▶ Stored records

══════════

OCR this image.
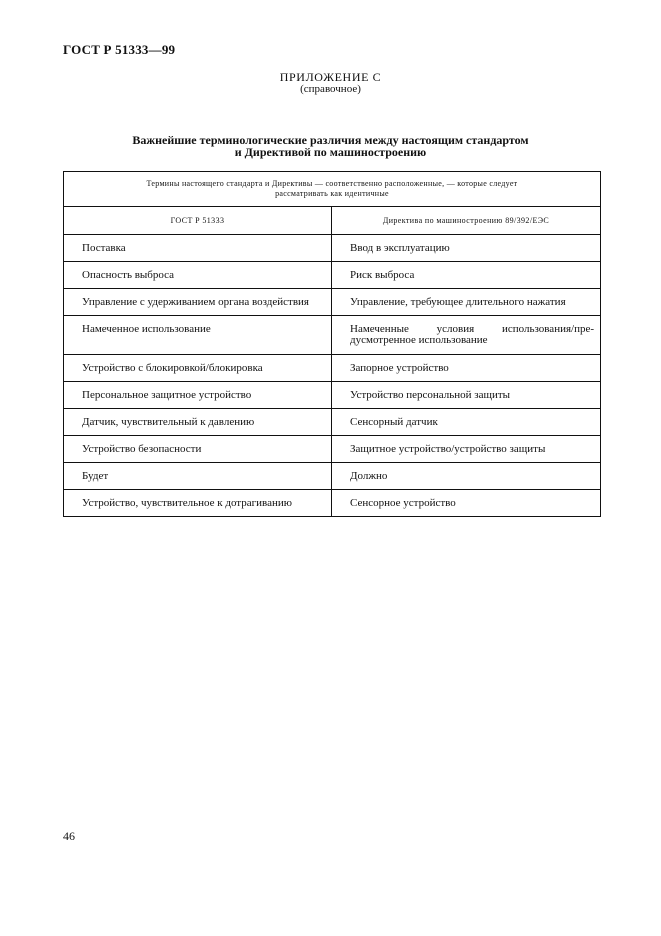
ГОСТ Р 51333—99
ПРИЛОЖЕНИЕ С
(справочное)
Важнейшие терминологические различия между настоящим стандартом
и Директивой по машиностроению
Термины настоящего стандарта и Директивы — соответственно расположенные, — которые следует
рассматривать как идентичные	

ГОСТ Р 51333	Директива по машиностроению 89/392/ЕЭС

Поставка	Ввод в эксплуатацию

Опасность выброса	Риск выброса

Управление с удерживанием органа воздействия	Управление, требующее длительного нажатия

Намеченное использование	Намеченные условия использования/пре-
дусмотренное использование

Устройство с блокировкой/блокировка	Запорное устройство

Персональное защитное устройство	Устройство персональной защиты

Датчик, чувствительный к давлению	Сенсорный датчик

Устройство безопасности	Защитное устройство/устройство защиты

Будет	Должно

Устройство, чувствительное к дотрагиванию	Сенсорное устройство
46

══════════

▶ STATED PROBLEM
Except for the pictures, reproduce every line exactly.

▶ SOLVED PROBLEM
OCR this image.
ГОСТ Р 51333—99
ПРИЛОЖЕНИЕ С
(справочное)
Важнейшие терминологические различия между настоящим стандартом
и Директивой по машиностроению
Термины настоящего стандарта и Директивы — соответственно расположенные, — которые следует
рассматривать как идентичные	

ГОСТ Р 51333	Директива по машиностроению 89/392/ЕЭС

Поставка	Ввод в эксплуатацию

Опасность выброса	Риск выброса

Управление с удерживанием органа воздействия	Управление, требующее длительного нажатия

Намеченное использование	Намеченные условия использования/пре-
дусмотренное использование

Устройство с блокировкой/блокировка	Запорное устройство

Персональное защитное устройство	Устройство персональной защиты

Датчик, чувствительный к давлению	Сенсорный датчик

Устройство безопасности	Защитное устройство/устройство защиты

Будет	Должно

Устройство, чувствительное к дотрагиванию	Сенсорное устройство
46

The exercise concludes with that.